-- Task requirements --
Retype the material in full, keeping every word the same.

Stored entries:
## begin
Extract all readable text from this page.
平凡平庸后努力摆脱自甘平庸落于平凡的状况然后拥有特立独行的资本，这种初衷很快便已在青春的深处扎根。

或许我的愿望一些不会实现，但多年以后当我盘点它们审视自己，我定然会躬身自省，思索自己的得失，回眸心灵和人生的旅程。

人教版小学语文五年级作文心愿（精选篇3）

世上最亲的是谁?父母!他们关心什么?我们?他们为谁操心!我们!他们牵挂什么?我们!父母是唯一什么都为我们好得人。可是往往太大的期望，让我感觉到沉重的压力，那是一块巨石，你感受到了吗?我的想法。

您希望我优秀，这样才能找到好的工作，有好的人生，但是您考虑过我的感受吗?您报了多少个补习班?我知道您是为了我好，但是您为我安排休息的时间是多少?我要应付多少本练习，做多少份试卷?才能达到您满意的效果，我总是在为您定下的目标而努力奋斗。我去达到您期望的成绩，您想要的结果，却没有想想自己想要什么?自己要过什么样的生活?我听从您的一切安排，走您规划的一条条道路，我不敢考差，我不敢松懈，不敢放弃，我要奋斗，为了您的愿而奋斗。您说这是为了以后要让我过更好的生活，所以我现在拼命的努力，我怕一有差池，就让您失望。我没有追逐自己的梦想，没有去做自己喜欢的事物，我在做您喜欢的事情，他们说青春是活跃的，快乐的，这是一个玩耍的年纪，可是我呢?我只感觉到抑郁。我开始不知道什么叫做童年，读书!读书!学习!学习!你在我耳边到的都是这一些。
## end
-- Result of the task --
Extract all readable text from this page.
平凡平庸后努力摆脱自甘平庸落于平凡的状况然后拥有特立独行的资本，这种初衷很快便已在青春的深处扎根。

或许我的愿望一些不会实现，但多年以后当我盘点它们审视自己，我定然会躬身自省，思索自己的得失，回眸心灵和人生的旅程。

人教版小学语文五年级作文心愿（精选篇3）

世上最亲的是谁?父母!他们关心什么?我们?他们为谁操心!我们!他们牵挂什么?我们!父母是唯一什么都为我们好得人。可是往往太大的期望，让我感觉到沉重的压力，那是一块巨石，你感受到了吗?我的想法。

您希望我优秀，这样才能找到好的工作，有好的人生，但是您考虑过我的感受吗?您报了多少个补习班?我知道您是为了我好，但是您为我安排休息的时间是多少?我要应付多少本练习，做多少份试卷?才能达到您满意的效果，我总是在为您定下的目标而努力奋斗。我去达到您期望的成绩，您想要的结果，却没有想想自己想要什么?自己要过什么样的生活?我听从您的一切安排，走您规划的一条条道路，我不敢考差，我不敢松懈，不敢放弃，我要奋斗，为了您的愿而奋斗。您说这是为了以后要让我过更好的生活，所以我现在拼命的努力，我怕一有差池，就让您失望。我没有追逐自己的梦想，没有去做自己喜欢的事物，我在做您喜欢的事情，他们说青春是活跃的，快乐的，这是一个玩耍的年纪，可是我呢?我只感觉到抑郁。我开始不知道什么叫做童年，读书!读书!学习!学习!你在我耳边到的都是这一些。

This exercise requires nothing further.